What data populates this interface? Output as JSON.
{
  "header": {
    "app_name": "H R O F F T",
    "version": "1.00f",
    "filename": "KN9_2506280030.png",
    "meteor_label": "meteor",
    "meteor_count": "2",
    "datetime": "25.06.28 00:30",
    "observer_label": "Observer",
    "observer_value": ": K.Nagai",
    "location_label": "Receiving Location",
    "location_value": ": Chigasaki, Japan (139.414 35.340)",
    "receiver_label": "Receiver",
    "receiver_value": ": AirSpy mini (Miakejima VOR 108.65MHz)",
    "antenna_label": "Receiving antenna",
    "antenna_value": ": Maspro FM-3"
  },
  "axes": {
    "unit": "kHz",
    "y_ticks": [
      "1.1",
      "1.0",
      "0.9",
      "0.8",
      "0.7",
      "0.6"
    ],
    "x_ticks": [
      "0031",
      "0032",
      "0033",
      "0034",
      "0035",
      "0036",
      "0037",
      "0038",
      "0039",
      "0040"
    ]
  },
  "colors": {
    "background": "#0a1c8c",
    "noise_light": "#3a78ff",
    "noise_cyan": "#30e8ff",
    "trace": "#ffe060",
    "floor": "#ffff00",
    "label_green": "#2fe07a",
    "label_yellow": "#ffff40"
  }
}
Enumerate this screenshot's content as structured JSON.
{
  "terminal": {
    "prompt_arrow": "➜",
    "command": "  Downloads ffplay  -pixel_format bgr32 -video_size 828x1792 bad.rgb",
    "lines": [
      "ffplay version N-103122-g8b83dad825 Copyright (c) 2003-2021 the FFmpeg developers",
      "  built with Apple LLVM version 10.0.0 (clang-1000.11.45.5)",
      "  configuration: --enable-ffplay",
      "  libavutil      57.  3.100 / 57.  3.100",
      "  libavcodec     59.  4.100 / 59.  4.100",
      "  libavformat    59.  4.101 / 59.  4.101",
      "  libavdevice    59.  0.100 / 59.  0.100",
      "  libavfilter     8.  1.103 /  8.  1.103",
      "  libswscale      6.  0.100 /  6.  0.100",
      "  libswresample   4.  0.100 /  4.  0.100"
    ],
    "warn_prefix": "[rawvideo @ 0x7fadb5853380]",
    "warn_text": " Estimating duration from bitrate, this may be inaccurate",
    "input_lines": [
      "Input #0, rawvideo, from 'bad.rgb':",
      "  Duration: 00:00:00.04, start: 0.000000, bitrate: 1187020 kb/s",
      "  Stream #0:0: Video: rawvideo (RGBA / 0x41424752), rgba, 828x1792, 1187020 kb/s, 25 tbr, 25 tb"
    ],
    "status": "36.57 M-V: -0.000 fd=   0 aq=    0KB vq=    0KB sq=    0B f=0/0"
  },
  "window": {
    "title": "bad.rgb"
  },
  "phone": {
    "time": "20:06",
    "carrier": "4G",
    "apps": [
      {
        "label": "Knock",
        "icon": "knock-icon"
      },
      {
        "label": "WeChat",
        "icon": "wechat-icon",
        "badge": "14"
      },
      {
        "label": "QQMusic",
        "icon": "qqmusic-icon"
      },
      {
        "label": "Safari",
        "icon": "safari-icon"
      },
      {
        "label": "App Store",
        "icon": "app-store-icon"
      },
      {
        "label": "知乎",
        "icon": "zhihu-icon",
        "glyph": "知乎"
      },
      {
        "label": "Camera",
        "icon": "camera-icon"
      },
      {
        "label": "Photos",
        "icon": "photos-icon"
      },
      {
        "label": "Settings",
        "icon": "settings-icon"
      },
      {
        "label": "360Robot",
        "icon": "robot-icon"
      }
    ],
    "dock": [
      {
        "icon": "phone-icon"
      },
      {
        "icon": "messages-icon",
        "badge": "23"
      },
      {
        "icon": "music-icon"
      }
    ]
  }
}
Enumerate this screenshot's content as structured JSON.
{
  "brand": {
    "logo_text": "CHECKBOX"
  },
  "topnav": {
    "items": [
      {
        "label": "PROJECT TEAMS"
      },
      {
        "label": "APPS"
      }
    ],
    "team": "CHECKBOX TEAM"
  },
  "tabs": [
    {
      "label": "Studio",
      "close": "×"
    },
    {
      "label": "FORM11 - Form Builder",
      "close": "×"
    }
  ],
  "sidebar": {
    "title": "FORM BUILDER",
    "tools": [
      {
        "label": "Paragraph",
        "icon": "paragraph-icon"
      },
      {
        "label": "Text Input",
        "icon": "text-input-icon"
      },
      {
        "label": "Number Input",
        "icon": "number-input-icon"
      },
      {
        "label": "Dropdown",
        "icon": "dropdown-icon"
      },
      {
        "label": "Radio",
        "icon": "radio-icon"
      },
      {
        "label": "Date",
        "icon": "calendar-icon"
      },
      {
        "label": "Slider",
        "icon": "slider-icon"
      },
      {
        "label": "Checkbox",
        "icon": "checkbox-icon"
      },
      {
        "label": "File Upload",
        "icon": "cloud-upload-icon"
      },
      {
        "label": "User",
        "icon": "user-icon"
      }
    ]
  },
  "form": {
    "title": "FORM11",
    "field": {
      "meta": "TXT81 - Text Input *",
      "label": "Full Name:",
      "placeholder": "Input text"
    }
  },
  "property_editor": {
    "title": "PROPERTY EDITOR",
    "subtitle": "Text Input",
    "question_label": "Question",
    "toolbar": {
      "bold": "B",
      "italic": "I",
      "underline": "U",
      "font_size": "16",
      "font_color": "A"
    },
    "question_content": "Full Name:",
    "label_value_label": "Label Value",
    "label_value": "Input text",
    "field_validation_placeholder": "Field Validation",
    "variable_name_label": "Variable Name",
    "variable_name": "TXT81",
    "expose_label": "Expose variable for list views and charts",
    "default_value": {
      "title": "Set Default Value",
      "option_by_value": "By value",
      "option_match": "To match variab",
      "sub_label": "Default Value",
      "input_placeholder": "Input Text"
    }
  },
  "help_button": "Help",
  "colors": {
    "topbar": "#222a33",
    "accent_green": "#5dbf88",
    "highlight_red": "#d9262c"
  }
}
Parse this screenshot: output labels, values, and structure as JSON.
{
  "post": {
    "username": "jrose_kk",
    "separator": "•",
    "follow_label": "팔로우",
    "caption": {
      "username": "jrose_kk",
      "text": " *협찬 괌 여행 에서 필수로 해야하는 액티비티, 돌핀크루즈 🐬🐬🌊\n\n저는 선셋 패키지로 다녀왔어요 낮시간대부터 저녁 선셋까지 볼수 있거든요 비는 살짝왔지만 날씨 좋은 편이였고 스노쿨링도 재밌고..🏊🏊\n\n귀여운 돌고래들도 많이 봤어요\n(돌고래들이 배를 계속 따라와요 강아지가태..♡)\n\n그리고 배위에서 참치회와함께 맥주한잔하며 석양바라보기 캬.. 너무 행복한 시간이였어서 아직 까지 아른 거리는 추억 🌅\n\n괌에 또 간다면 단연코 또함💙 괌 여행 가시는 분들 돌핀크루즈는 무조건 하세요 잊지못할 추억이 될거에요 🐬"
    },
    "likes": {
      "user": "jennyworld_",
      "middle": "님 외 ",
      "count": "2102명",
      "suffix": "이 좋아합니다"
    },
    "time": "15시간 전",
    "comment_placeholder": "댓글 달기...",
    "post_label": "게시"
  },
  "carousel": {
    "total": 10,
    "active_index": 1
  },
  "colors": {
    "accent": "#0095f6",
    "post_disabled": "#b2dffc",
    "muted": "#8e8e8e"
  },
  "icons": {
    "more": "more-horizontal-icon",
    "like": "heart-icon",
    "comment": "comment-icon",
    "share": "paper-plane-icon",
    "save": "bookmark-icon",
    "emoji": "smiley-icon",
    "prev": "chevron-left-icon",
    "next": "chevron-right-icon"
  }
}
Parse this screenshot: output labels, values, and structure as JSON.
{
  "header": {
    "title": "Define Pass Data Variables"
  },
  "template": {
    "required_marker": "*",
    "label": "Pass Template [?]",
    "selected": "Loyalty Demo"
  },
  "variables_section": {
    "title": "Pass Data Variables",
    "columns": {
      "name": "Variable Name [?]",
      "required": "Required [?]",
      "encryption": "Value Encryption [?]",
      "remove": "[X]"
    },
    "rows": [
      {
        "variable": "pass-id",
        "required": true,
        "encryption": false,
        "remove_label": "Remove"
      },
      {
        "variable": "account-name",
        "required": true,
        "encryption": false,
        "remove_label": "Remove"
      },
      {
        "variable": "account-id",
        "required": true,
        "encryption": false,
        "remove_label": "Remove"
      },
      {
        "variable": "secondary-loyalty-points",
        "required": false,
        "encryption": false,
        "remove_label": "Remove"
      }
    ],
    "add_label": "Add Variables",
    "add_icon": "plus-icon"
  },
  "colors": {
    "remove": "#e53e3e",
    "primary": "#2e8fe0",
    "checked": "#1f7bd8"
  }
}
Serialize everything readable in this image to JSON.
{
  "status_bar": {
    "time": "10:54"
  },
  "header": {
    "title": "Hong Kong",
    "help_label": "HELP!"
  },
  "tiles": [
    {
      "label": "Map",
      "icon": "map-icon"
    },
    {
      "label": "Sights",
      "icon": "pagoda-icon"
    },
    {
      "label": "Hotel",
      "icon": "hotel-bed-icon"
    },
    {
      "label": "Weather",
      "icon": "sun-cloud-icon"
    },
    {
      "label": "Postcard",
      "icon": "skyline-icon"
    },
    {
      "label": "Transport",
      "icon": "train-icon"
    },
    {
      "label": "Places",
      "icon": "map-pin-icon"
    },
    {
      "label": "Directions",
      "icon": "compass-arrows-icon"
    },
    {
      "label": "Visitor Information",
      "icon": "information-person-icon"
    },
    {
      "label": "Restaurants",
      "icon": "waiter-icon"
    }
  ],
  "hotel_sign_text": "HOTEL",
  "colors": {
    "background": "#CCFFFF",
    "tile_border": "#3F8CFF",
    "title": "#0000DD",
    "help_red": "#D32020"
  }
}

--

Copy each line that holds the word "this".

What data populates this interface? Output as JSON.
Enumerate this screenshot's content as structured JSON.
    "warn_text": " Estimating duration from bitrate, this may be inaccurate",
Enumerate this screenshot's content as structured JSON.
Parse this screenshot: output labels, values, and structure as JSON.
Parse this screenshot: output labels, values, and structure as JSON.
Serialize everything readable in this image to JSON.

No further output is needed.